* WHAT TO WORK ON: Transcribe the material exactly. Images do not belong in the copy.

* MATERIAL PROVIDED:
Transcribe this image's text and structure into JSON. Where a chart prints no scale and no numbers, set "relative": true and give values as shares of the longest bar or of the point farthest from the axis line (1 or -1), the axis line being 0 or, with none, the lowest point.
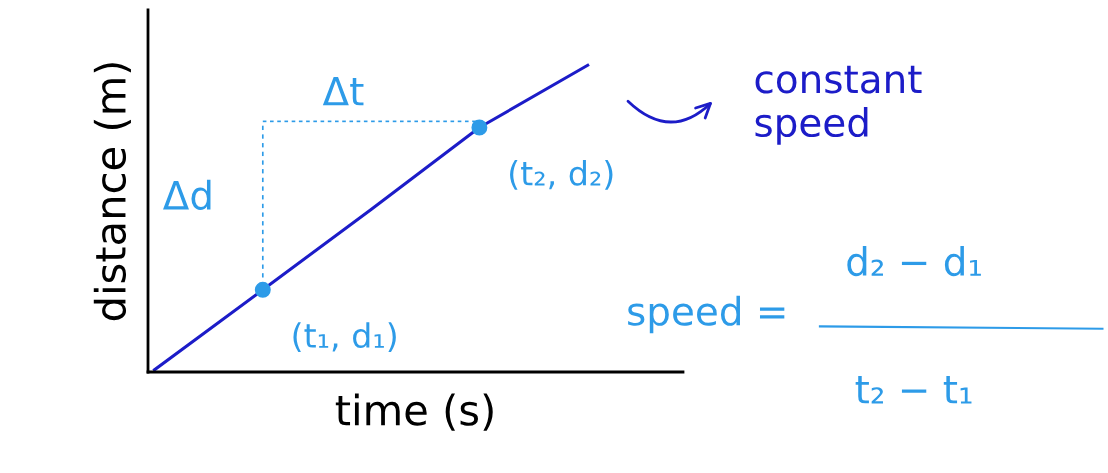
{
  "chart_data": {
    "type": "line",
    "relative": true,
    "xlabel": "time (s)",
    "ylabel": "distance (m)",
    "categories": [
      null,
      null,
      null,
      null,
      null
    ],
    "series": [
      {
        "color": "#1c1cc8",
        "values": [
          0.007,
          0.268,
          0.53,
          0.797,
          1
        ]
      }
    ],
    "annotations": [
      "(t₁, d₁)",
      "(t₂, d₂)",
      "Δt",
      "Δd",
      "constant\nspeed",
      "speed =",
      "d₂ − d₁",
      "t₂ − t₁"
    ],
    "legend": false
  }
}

* COMPLETED TASK:
Transcribe this image's text and structure into JSON. Where a chart prints no scale and no numbers, set "relative": true and give values as shares of the longest bar or of the point farthest from the axis line (1 or -1), the axis line being 0 or, with none, the lowest point.
{
  "chart_data": {
    "type": "line",
    "relative": true,
    "xlabel": "time (s)",
    "ylabel": "distance (m)",
    "categories": [
      null,
      null,
      null,
      null,
      null
    ],
    "series": [
      {
        "color": "#1c1cc8",
        "values": [
          0.007,
          0.268,
          0.53,
          0.797,
          1
        ]
      }
    ],
    "annotations": [
      "(t₁, d₁)",
      "(t₂, d₂)",
      "Δt",
      "Δd",
      "constant\nspeed",
      "speed =",
      "d₂ − d₁",
      "t₂ − t₁"
    ],
    "legend": false
  }
}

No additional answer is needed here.